§ **Task description**:
Copy out every line in the entries below that includes "Group".

====== Data for this task

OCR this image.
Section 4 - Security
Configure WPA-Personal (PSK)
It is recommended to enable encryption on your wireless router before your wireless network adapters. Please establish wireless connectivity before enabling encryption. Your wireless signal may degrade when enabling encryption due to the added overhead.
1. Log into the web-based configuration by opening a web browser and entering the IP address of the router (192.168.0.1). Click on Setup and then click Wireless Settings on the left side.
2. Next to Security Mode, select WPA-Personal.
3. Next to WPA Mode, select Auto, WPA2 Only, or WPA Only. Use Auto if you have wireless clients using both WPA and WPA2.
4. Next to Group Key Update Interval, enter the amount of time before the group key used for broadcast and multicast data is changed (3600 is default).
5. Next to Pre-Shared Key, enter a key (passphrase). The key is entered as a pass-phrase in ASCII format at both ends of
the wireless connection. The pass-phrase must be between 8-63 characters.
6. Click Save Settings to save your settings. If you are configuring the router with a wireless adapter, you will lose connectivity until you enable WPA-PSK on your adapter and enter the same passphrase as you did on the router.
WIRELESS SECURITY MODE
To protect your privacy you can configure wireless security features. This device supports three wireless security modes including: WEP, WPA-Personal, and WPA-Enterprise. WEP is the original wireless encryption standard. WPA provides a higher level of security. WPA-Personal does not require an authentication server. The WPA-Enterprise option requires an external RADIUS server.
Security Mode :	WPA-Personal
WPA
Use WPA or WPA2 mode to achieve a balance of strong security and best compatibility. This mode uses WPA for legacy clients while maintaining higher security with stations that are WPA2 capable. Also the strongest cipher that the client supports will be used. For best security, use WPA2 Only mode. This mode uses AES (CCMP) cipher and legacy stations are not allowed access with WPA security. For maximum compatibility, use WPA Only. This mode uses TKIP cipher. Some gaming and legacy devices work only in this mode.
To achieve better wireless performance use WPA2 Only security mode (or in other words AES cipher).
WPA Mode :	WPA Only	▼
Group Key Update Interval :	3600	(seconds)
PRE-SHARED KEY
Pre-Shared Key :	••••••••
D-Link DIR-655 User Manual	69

============

§ **Task output**:
4. Next to Group Key Update Interval, enter the amount of time before the group key used for broadcast and multicast data is changed (3600 is default).
Group Key Update Interval :	3600	(seconds)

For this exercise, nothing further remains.